>> Start Extract provided

Baltimore took a 17–10 lead with their opening drive of the second half, with Jackson completing 4-of-4 passes for 30 yards and rushing four times for 34 yards, on the way to J. K. Dobbins' 4-yard touchdown run. Following a pair of punts, a roughing the passer penalty against Baltimore defensive end Derek Wolfe turned A. J. Brown's 18-yard reception into a 33-yard gain. Tennessee went on to make the score 17–13 with Gostkowski's 25-yard field goal, on the last play of the third quarter. Baltimore responded with a drive to the Titans' 34-yard line, but Tucker missed a 52-yard field goal. The Titans then drove to Baltimore's 40 yard line, but the drive stalled and they punted. The Ravens responded with another scoring drive as Jackson completed 3-of-3 passes for 30 yards and rushed for 14 yards, setting up a successful 51-yard field goal for Tucker, giving the Ravens a 20–13 lead with 4:23 left. Marcus Peters ended Tennessee's next drive with an interception of Tannehill, enabling the Ravens' offense to run out the clock with four running plays, including a 33-yard run from Jackson.
Jackson completed 17-for-24 passes for 179 yards with an interception, and was the game's leading rusher with 16 carries for 136 yards and a touchdown as he recorded his first playoff victory in his career. Marquise Brown was the game's leading receiver with 7 catches for 109 yards. Tannehill finished the day 18-for-26 for 165 yards, a touchdown, and an interception; Tennessee linebacker Harold Landry had 8 tackles, 2 assists, and 2 sacks.
NFC: New Orleans Saints 21, Chicago Bears 9Edit
Although the Bears finished with an 8–8 record, they managed to make the playoffs after the Los Angeles Rams beat the Arizona Cardinals in the final week of the season. Even though the two teams finished with identical 8–8 records, the Bears advanced with a better record of common opponents over the Cardinals with key wins over the Rams, Carolina Panthers, Detroit Lions, and New York Giants. The Bears were 3–2 while the Cardinals were 1–4. As for the Saints, they finished 12–4, falling short of going 3 consecutive years of 13–3 records, but still making the playoffs for the fourth year in a row. The game was the two teams' first meeting in the playoffs since the 2006 NFC Championship Game.
New Orleans held Chicago to just 239 yards and a single field goal until the closing seconds of the fourth quarter as they progressed to the Divisional round.

>> End Extract provided
>> Start Materials provided

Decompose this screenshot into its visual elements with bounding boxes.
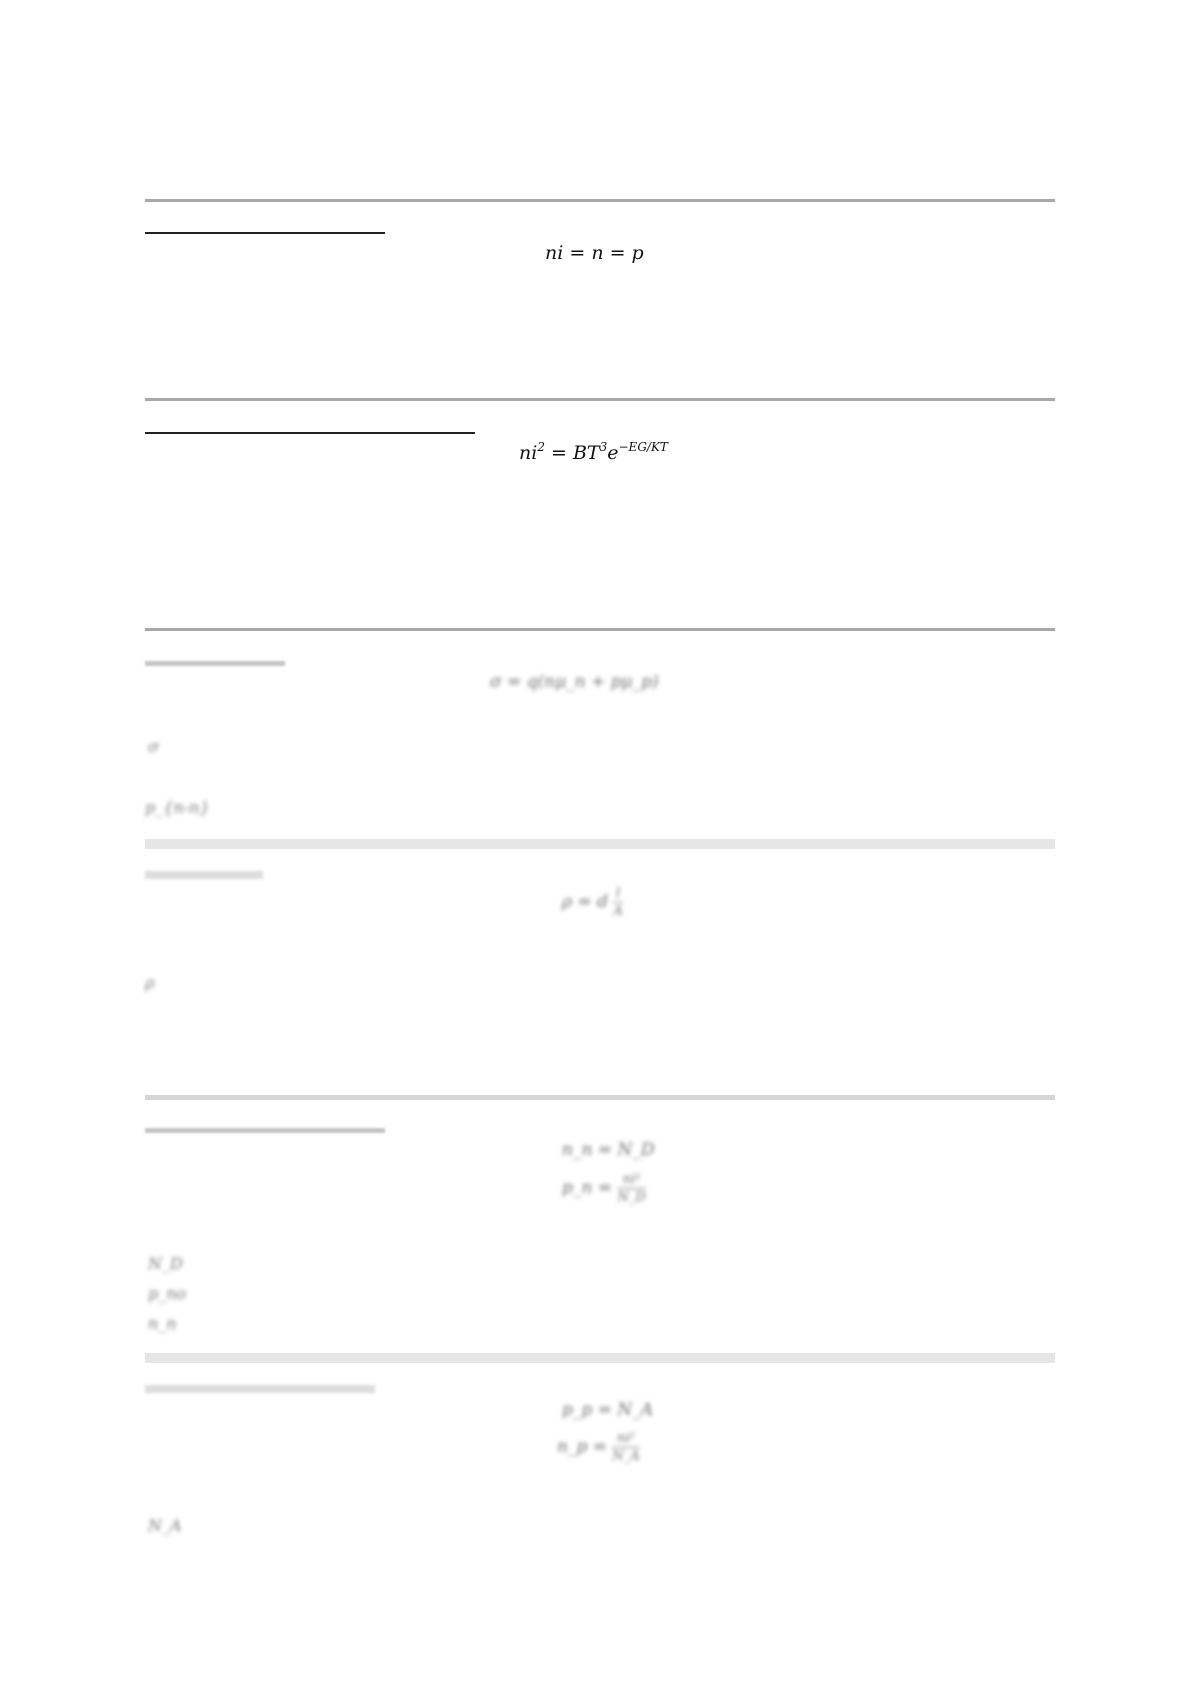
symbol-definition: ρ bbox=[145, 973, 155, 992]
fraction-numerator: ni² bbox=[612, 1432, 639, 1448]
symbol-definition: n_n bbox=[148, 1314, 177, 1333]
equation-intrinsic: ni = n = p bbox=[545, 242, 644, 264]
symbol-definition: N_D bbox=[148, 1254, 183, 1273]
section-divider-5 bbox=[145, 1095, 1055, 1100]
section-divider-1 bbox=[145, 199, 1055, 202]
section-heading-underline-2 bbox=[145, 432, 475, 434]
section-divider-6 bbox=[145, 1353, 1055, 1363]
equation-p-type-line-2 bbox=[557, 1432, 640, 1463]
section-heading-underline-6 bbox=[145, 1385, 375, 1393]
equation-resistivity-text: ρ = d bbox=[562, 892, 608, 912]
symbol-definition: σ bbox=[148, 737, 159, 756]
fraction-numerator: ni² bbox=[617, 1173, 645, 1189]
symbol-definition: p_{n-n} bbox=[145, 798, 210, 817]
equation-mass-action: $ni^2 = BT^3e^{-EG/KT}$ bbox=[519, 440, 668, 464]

>> End Materials provided

Tasks to perform -
**A.** Retype the lines of the records from the one containing "symbol-definition: ρ bbox=[145, 973, 155, 992]" through the end of the records, including both.
**B.** Continue the account of the NFL playoff games from its last sentence.
The records bear no relation to the text.

Answers to each task -
**A.**
symbol-definition: ρ bbox=[145, 973, 155, 992]
fraction-numerator: ni² bbox=[612, 1432, 639, 1448]
symbol-definition: n_n bbox=[148, 1314, 177, 1333]
equation-intrinsic: ni = n = p bbox=[545, 242, 644, 264]
symbol-definition: N_D bbox=[148, 1254, 183, 1273]
section-divider-5 bbox=[145, 1095, 1055, 1100]
section-divider-1 bbox=[145, 199, 1055, 202]
section-heading-underline-2 bbox=[145, 432, 475, 434]
section-divider-6 bbox=[145, 1353, 1055, 1363]
equation-p-type-line-2 bbox=[557, 1432, 640, 1463]
section-heading-underline-6 bbox=[145, 1385, 375, 1393]
equation-resistivity-text: ρ = d bbox=[562, 892, 608, 912]
symbol-definition: σ bbox=[148, 737, 159, 756]
fraction-numerator: ni² bbox=[617, 1173, 645, 1189]
symbol-definition: p_{n-n} bbox=[145, 798, 210, 817]
equation-mass-action: $ni^2 = BT^3e^{-EG/KT}$ bbox=[519, 440, 668, 464]

**B.**
In the first quarter, Saints receiver Deonte Harris returned a punt 7 yards to the New Orleans 45-yard line, before he caught a 17-yard pass as his team drove 50 yards on 8 plays to score on Drew Brees's 11-yard touchdown throw to Michael Thomas. Chicago seemed primed to respond, as Mitchell Trubisky completed a 28-yard pass to Javon Wims, on the Saints' 40-yard line. On the next play, the Bears ran a trick play in which running back David Montgomery took the snap out of the wildcat formation and gave the ball to Cordarrelle Patterson, who then pitched the ball to Trubisky. The play initially worked perfectly, as Trubisky threw the ball to a wide open Wims in the end zone, only to see him drop the pass. This turned out to be crucial as the drive ended in a turnover on downs on the Saints' 34-yard line. New Orleans then drove to the Bears' 32-yard line, but Wil Lutz missed a 52-yard field goal attempt. In the second quarter, Bears safety Tashaun Gipson forced a fumble from Taysom Hill that John Jenkins recovered for Chicago, on the Saints' 24-yard line. This led to Cairo Santos' 36-yard field goal that made the score 7–3; the next four drives ended in punts, with no additional scoring to the half.
After the Bears punted on the first drive of the third quarter, Brees completed 6-of-7 passes for 72 yards, the longest being a 38-yard throw to Thomas. He finished the drive with a 6-yard touchdown completion to running back Latavius Murray, giving the Saints a 14–3 lead. The Bears had to punt again after three plays, and Harris returned it 11 yards to New Orleans' 36-yard line. From there, the Saints drove 64 yards in 15 plays to go up 21–3 on Alvin Kamara's 3-yard touchdown run with 8:50 left. Following another Bears punt, New Orleans drove all the way to the Chicago 1-yard line, but ended up turning the ball over on downs. In the final 2:19 of the game, the Bears drove 99 yards in 11 plays and scored on the final play of the game, with Trubisky's 19-yard touchdown pass to Jimmy Graham.
Brees completed 28-for-39 passes for 265 yards and 2 touchdowns, Kamara had 23 carries for 99 yards and a touchdown, along with 2 receptions for 17 yards; Harris caught 7 passes for 83 yards and returned 3 punts for 22 yards. Trubisky finished the game 19-for-29 for 199 yards and a touchdown.
This was the first ever telecast of the NFL on Nickelodeon.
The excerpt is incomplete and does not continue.